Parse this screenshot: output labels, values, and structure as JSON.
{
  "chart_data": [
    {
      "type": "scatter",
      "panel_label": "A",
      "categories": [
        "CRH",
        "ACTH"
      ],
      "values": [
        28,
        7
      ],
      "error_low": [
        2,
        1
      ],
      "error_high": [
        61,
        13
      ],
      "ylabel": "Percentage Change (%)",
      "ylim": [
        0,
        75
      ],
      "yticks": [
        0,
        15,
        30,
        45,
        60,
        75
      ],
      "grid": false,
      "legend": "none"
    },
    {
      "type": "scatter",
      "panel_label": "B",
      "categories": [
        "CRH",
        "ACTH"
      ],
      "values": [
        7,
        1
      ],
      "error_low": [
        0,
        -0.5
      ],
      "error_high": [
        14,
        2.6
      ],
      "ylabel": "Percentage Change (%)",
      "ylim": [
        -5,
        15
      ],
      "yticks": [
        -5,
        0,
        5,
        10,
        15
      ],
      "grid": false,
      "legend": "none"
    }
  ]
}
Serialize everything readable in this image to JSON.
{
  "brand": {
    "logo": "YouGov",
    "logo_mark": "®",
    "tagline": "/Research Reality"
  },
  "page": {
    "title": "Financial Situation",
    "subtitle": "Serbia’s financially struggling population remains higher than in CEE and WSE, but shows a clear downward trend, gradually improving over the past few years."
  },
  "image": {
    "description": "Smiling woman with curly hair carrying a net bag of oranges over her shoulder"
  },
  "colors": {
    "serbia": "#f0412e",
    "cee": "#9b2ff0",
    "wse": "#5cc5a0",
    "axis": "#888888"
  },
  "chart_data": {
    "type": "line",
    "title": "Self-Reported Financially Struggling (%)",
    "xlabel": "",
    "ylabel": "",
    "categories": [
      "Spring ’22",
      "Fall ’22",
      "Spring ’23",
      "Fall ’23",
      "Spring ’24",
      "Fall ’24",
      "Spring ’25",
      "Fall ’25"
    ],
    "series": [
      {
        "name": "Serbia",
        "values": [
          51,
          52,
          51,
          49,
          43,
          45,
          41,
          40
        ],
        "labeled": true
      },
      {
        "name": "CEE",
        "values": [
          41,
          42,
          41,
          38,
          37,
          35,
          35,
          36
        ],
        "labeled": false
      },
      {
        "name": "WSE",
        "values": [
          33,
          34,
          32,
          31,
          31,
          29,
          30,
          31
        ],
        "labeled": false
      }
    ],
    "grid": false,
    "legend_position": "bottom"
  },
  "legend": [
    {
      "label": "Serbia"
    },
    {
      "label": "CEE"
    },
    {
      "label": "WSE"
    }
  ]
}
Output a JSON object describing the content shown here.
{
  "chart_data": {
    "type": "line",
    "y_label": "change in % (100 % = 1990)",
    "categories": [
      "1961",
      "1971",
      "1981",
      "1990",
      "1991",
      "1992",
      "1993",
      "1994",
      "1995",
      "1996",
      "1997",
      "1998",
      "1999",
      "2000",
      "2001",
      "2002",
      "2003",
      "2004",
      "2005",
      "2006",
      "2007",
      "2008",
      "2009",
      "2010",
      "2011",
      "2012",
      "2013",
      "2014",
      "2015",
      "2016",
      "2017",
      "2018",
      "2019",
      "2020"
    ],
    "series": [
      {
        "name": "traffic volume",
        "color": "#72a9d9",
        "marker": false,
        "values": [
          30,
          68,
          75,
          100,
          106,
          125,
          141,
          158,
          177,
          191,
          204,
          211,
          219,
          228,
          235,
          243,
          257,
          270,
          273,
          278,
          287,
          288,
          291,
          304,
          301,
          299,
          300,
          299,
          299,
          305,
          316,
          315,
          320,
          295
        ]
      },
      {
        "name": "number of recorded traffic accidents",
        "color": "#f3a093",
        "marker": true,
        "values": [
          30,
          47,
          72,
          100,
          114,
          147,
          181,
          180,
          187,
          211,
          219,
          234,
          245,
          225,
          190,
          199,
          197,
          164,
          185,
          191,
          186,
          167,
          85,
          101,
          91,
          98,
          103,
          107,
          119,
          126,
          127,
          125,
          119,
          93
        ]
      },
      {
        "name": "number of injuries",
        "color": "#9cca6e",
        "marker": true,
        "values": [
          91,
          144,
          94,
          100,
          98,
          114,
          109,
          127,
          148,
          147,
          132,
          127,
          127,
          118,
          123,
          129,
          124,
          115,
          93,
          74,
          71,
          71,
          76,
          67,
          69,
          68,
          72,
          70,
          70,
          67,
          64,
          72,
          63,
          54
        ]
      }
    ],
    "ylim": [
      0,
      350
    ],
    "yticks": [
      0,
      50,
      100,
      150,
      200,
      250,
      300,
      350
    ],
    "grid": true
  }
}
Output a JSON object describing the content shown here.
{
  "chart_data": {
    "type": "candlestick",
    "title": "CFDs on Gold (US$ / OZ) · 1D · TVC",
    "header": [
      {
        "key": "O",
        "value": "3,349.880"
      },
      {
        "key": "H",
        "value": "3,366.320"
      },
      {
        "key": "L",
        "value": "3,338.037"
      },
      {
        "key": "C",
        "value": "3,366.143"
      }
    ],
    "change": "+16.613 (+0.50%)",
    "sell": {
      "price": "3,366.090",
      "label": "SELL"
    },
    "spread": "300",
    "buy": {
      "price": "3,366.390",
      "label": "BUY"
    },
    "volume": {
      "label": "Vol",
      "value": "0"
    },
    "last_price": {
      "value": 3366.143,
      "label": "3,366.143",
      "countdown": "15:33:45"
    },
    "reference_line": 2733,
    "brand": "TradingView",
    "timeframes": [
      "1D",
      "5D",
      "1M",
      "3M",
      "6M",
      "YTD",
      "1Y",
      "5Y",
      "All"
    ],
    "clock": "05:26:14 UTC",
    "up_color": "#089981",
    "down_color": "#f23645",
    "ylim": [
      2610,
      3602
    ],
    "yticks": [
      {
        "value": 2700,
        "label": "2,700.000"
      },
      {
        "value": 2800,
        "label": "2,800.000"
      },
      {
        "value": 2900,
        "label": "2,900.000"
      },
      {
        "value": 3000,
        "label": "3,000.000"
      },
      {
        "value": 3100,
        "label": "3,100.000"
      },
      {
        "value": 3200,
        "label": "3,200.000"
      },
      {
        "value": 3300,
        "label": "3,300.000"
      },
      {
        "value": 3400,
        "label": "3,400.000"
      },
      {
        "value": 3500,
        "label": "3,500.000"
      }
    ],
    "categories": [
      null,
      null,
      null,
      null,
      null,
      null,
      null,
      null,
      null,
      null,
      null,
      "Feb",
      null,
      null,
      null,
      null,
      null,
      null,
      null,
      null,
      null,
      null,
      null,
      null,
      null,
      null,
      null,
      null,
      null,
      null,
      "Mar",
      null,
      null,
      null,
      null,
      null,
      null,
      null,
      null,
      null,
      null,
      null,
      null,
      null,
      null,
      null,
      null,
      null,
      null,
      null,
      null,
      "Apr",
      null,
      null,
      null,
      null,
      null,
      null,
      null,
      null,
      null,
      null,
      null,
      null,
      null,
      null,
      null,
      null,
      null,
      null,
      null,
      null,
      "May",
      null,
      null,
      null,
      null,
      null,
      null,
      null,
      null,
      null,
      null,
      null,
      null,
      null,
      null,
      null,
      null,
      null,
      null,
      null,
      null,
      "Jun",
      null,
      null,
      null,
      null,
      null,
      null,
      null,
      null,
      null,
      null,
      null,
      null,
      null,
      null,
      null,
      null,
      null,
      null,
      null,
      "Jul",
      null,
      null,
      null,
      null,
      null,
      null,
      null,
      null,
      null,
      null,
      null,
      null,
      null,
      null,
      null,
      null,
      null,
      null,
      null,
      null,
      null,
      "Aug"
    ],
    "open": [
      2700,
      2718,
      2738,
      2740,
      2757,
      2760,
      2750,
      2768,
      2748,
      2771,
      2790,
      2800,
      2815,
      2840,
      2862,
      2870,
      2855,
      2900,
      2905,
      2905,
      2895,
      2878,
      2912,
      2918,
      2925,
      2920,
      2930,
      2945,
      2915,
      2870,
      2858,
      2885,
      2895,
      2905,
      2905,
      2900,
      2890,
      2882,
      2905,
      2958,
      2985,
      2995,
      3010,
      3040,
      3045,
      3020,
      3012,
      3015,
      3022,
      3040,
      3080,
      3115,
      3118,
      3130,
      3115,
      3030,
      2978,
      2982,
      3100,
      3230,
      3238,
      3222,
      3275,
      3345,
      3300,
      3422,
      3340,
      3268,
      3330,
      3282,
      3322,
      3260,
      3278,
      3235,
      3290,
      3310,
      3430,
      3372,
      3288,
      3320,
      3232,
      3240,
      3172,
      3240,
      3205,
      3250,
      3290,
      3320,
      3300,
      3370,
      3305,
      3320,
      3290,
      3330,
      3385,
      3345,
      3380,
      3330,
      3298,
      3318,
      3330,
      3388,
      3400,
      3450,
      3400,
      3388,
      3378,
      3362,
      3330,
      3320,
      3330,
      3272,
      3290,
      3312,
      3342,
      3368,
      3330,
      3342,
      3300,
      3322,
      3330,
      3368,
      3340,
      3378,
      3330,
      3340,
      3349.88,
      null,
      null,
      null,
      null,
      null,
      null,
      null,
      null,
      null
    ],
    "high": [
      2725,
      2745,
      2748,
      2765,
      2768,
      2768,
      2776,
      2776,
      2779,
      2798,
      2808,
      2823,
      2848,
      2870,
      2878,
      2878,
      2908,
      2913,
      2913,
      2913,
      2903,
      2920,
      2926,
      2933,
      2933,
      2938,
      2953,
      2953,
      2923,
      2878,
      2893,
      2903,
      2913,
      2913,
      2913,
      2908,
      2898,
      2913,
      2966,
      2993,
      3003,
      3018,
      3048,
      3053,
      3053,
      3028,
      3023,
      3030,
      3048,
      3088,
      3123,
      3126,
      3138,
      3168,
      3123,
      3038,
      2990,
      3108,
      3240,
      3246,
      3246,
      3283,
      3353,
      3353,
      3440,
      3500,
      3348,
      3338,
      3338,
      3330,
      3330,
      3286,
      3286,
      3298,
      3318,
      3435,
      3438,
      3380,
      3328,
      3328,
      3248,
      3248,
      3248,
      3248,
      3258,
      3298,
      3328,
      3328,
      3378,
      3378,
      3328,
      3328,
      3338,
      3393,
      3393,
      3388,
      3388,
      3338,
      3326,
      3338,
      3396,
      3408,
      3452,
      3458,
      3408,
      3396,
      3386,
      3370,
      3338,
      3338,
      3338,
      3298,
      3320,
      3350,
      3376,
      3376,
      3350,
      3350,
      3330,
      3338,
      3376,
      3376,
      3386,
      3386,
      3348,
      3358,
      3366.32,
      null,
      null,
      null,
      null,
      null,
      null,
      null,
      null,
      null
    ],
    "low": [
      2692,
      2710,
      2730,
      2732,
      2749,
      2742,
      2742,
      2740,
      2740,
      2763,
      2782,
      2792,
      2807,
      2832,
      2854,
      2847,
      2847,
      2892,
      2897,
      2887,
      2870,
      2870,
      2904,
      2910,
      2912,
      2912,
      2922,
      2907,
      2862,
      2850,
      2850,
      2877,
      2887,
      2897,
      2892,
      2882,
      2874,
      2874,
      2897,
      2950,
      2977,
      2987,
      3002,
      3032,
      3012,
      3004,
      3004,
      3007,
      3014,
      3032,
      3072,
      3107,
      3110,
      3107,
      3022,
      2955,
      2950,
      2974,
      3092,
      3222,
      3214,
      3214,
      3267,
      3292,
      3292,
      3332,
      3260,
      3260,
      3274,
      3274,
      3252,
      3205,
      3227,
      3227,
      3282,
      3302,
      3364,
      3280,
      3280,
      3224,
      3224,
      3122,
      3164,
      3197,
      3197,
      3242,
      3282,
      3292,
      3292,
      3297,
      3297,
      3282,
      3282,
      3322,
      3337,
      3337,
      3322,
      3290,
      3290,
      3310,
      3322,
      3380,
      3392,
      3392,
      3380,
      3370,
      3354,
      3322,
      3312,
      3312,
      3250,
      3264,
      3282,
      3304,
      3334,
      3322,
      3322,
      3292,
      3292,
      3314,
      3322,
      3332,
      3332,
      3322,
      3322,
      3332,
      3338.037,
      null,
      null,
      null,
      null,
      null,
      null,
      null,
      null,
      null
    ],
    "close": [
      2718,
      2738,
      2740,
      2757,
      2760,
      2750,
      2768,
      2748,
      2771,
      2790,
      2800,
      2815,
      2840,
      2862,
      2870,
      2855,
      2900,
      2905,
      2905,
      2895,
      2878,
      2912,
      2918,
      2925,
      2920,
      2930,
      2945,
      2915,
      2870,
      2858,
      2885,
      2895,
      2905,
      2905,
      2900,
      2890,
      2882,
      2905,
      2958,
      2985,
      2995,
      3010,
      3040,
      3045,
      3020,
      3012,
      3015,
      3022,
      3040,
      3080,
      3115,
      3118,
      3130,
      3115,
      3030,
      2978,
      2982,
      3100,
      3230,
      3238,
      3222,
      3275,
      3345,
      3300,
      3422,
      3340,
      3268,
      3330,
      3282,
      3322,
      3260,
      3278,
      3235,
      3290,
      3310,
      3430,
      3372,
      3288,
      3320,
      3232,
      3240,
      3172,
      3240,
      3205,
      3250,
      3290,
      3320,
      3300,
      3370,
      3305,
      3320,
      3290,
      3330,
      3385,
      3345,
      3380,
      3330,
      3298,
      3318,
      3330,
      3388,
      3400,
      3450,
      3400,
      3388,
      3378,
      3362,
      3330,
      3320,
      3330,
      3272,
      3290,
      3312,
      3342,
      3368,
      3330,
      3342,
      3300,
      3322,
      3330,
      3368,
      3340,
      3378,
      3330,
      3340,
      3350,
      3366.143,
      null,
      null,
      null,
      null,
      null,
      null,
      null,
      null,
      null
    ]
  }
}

___

#### EXERCISE GOAL
Copy each line from the data above that includes "this".

#### RESULT
Parse this screenshot: output labels, values, and structure as JSON.
Serialize everything readable in this image to JSON.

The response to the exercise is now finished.